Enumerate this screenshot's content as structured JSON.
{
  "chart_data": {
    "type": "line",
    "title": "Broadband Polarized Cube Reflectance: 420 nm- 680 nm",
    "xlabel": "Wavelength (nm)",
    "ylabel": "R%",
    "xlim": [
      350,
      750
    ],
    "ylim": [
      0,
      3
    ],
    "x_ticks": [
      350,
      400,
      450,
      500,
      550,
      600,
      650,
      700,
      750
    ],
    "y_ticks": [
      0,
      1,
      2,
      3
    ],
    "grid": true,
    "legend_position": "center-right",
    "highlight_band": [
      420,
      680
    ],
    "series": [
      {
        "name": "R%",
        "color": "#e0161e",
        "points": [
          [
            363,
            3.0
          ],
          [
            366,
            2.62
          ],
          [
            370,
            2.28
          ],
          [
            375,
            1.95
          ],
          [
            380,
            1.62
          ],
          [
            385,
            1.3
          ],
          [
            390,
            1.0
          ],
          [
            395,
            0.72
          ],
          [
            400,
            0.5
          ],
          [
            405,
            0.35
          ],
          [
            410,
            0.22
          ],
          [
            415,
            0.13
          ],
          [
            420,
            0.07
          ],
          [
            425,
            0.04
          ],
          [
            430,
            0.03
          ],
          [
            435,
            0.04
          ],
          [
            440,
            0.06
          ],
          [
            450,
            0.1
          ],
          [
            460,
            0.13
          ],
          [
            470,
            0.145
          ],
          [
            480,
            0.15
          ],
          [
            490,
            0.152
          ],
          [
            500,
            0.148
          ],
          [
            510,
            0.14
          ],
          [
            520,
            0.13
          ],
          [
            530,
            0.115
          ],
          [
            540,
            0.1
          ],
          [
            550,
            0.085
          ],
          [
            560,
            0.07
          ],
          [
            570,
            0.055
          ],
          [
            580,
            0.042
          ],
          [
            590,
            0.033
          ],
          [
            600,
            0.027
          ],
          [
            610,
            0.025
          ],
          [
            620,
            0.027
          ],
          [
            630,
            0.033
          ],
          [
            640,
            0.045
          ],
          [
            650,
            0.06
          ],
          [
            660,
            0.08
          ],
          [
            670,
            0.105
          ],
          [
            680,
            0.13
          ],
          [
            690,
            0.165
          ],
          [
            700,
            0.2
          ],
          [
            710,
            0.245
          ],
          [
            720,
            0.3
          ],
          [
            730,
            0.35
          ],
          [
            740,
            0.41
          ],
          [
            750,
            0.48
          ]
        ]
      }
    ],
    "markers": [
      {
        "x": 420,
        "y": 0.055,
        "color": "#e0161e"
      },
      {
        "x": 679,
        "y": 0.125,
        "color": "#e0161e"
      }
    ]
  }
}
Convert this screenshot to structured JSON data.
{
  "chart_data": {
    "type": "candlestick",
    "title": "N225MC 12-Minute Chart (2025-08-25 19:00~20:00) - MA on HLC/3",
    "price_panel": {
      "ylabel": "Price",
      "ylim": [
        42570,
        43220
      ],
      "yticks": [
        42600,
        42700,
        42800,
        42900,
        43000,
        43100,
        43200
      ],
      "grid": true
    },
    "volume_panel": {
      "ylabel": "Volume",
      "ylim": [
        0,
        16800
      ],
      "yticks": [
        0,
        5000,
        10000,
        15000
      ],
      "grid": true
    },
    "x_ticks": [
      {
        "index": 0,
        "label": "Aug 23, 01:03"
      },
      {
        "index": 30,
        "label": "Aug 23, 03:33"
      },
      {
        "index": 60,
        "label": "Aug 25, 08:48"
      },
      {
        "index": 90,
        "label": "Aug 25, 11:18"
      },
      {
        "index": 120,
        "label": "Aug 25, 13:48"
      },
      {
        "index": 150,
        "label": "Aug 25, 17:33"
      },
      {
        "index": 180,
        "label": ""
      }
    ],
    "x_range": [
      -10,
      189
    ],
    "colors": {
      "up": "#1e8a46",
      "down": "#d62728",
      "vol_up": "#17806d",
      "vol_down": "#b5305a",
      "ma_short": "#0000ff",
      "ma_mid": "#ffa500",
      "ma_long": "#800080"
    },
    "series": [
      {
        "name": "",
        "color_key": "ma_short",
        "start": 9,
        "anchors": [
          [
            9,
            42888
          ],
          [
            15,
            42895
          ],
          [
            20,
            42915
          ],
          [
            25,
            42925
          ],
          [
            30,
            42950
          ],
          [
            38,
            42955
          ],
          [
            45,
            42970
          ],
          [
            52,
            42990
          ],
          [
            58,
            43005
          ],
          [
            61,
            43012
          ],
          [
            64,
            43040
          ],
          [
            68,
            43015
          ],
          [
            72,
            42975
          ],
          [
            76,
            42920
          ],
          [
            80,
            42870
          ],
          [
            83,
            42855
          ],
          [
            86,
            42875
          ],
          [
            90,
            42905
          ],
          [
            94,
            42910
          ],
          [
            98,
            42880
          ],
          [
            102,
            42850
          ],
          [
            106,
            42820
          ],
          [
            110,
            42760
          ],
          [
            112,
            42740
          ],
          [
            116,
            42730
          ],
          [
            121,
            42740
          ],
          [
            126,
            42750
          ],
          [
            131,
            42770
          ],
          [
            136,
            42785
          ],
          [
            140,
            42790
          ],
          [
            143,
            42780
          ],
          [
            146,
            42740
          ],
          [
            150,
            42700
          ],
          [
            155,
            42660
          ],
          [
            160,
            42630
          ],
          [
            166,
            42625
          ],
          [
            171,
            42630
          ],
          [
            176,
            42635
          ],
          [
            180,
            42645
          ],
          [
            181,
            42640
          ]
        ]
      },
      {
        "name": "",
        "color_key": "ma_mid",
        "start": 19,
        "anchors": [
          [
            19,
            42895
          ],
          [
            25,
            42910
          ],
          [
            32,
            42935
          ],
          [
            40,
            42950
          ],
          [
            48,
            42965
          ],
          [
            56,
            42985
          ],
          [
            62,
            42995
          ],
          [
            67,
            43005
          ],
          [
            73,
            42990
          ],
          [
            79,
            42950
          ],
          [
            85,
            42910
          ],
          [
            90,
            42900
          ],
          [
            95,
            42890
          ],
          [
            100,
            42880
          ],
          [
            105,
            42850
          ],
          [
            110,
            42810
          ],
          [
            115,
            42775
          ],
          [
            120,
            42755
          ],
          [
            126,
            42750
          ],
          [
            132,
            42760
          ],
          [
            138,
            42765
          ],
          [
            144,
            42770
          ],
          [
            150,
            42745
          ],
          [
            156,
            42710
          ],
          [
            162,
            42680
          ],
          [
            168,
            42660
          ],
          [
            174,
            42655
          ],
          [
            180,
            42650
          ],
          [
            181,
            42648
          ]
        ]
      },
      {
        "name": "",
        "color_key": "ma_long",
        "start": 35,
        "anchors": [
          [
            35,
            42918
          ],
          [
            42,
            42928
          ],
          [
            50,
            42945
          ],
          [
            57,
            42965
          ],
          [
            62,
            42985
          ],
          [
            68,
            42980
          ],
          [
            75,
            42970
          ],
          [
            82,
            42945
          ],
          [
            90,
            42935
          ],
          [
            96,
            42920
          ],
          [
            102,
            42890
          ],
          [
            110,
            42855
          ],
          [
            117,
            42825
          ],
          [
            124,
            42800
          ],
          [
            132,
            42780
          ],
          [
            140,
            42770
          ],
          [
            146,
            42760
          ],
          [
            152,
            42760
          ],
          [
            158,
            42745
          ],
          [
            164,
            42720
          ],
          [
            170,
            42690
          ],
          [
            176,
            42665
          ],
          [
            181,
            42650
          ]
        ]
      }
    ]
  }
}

★ ★ ★ ★ ★ ★ ★

Retype all of the data shown above, word for word.

EXERCISE RESULT:
Enumerate this screenshot's content as structured JSON.
{
  "chart_data": {
    "type": "line",
    "title": "Broadband Polarized Cube Reflectance: 420 nm- 680 nm",
    "xlabel": "Wavelength (nm)",
    "ylabel": "R%",
    "xlim": [
      350,
      750
    ],
    "ylim": [
      0,
      3
    ],
    "x_ticks": [
      350,
      400,
      450,
      500,
      550,
      600,
      650,
      700,
      750
    ],
    "y_ticks": [
      0,
      1,
      2,
      3
    ],
    "grid": true,
    "legend_position": "center-right",
    "highlight_band": [
      420,
      680
    ],
    "series": [
      {
        "name": "R%",
        "color": "#e0161e",
        "points": [
          [
            363,
            3.0
          ],
          [
            366,
            2.62
          ],
          [
            370,
            2.28
          ],
          [
            375,
            1.95
          ],
          [
            380,
            1.62
          ],
          [
            385,
            1.3
          ],
          [
            390,
            1.0
          ],
          [
            395,
            0.72
          ],
          [
            400,
            0.5
          ],
          [
            405,
            0.35
          ],
          [
            410,
            0.22
          ],
          [
            415,
            0.13
          ],
          [
            420,
            0.07
          ],
          [
            425,
            0.04
          ],
          [
            430,
            0.03
          ],
          [
            435,
            0.04
          ],
          [
            440,
            0.06
          ],
          [
            450,
            0.1
          ],
          [
            460,
            0.13
          ],
          [
            470,
            0.145
          ],
          [
            480,
            0.15
          ],
          [
            490,
            0.152
          ],
          [
            500,
            0.148
          ],
          [
            510,
            0.14
          ],
          [
            520,
            0.13
          ],
          [
            530,
            0.115
          ],
          [
            540,
            0.1
          ],
          [
            550,
            0.085
          ],
          [
            560,
            0.07
          ],
          [
            570,
            0.055
          ],
          [
            580,
            0.042
          ],
          [
            590,
            0.033
          ],
          [
            600,
            0.027
          ],
          [
            610,
            0.025
          ],
          [
            620,
            0.027
          ],
          [
            630,
            0.033
          ],
          [
            640,
            0.045
          ],
          [
            650,
            0.06
          ],
          [
            660,
            0.08
          ],
          [
            670,
            0.105
          ],
          [
            680,
            0.13
          ],
          [
            690,
            0.165
          ],
          [
            700,
            0.2
          ],
          [
            710,
            0.245
          ],
          [
            720,
            0.3
          ],
          [
            730,
            0.35
          ],
          [
            740,
            0.41
          ],
          [
            750,
            0.48
          ]
        ]
      }
    ],
    "markers": [
      {
        "x": 420,
        "y": 0.055,
        "color": "#e0161e"
      },
      {
        "x": 679,
        "y": 0.125,
        "color": "#e0161e"
      }
    ]
  }
}
Convert this screenshot to structured JSON data.
{
  "chart_data": {
    "type": "candlestick",
    "title": "N225MC 12-Minute Chart (2025-08-25 19:00~20:00) - MA on HLC/3",
    "price_panel": {
      "ylabel": "Price",
      "ylim": [
        42570,
        43220
      ],
      "yticks": [
        42600,
        42700,
        42800,
        42900,
        43000,
        43100,
        43200
      ],
      "grid": true
    },
    "volume_panel": {
      "ylabel": "Volume",
      "ylim": [
        0,
        16800
      ],
      "yticks": [
        0,
        5000,
        10000,
        15000
      ],
      "grid": true
    },
    "x_ticks": [
      {
        "index": 0,
        "label": "Aug 23, 01:03"
      },
      {
        "index": 30,
        "label": "Aug 23, 03:33"
      },
      {
        "index": 60,
        "label": "Aug 25, 08:48"
      },
      {
        "index": 90,
        "label": "Aug 25, 11:18"
      },
      {
        "index": 120,
        "label": "Aug 25, 13:48"
      },
      {
        "index": 150,
        "label": "Aug 25, 17:33"
      },
      {
        "index": 180,
        "label": ""
      }
    ],
    "x_range": [
      -10,
      189
    ],
    "colors": {
      "up": "#1e8a46",
      "down": "#d62728",
      "vol_up": "#17806d",
      "vol_down": "#b5305a",
      "ma_short": "#0000ff",
      "ma_mid": "#ffa500",
      "ma_long": "#800080"
    },
    "series": [
      {
        "name": "",
        "color_key": "ma_short",
        "start": 9,
        "anchors": [
          [
            9,
            42888
          ],
          [
            15,
            42895
          ],
          [
            20,
            42915
          ],
          [
            25,
            42925
          ],
          [
            30,
            42950
          ],
          [
            38,
            42955
          ],
          [
            45,
            42970
          ],
          [
            52,
            42990
          ],
          [
            58,
            43005
          ],
          [
            61,
            43012
          ],
          [
            64,
            43040
          ],
          [
            68,
            43015
          ],
          [
            72,
            42975
          ],
          [
            76,
            42920
          ],
          [
            80,
            42870
          ],
          [
            83,
            42855
          ],
          [
            86,
            42875
          ],
          [
            90,
            42905
          ],
          [
            94,
            42910
          ],
          [
            98,
            42880
          ],
          [
            102,
            42850
          ],
          [
            106,
            42820
          ],
          [
            110,
            42760
          ],
          [
            112,
            42740
          ],
          [
            116,
            42730
          ],
          [
            121,
            42740
          ],
          [
            126,
            42750
          ],
          [
            131,
            42770
          ],
          [
            136,
            42785
          ],
          [
            140,
            42790
          ],
          [
            143,
            42780
          ],
          [
            146,
            42740
          ],
          [
            150,
            42700
          ],
          [
            155,
            42660
          ],
          [
            160,
            42630
          ],
          [
            166,
            42625
          ],
          [
            171,
            42630
          ],
          [
            176,
            42635
          ],
          [
            180,
            42645
          ],
          [
            181,
            42640
          ]
        ]
      },
      {
        "name": "",
        "color_key": "ma_mid",
        "start": 19,
        "anchors": [
          [
            19,
            42895
          ],
          [
            25,
            42910
          ],
          [
            32,
            42935
          ],
          [
            40,
            42950
          ],
          [
            48,
            42965
          ],
          [
            56,
            42985
          ],
          [
            62,
            42995
          ],
          [
            67,
            43005
          ],
          [
            73,
            42990
          ],
          [
            79,
            42950
          ],
          [
            85,
            42910
          ],
          [
            90,
            42900
          ],
          [
            95,
            42890
          ],
          [
            100,
            42880
          ],
          [
            105,
            42850
          ],
          [
            110,
            42810
          ],
          [
            115,
            42775
          ],
          [
            120,
            42755
          ],
          [
            126,
            42750
          ],
          [
            132,
            42760
          ],
          [
            138,
            42765
          ],
          [
            144,
            42770
          ],
          [
            150,
            42745
          ],
          [
            156,
            42710
          ],
          [
            162,
            42680
          ],
          [
            168,
            42660
          ],
          [
            174,
            42655
          ],
          [
            180,
            42650
          ],
          [
            181,
            42648
          ]
        ]
      },
      {
        "name": "",
        "color_key": "ma_long",
        "start": 35,
        "anchors": [
          [
            35,
            42918
          ],
          [
            42,
            42928
          ],
          [
            50,
            42945
          ],
          [
            57,
            42965
          ],
          [
            62,
            42985
          ],
          [
            68,
            42980
          ],
          [
            75,
            42970
          ],
          [
            82,
            42945
          ],
          [
            90,
            42935
          ],
          [
            96,
            42920
          ],
          [
            102,
            42890
          ],
          [
            110,
            42855
          ],
          [
            117,
            42825
          ],
          [
            124,
            42800
          ],
          [
            132,
            42780
          ],
          [
            140,
            42770
          ],
          [
            146,
            42760
          ],
          [
            152,
            42760
          ],
          [
            158,
            42745
          ],
          [
            164,
            42720
          ],
          [
            170,
            42690
          ],
          [
            176,
            42665
          ],
          [
            181,
            42650
          ]
        ]
      }
    ]
  }
}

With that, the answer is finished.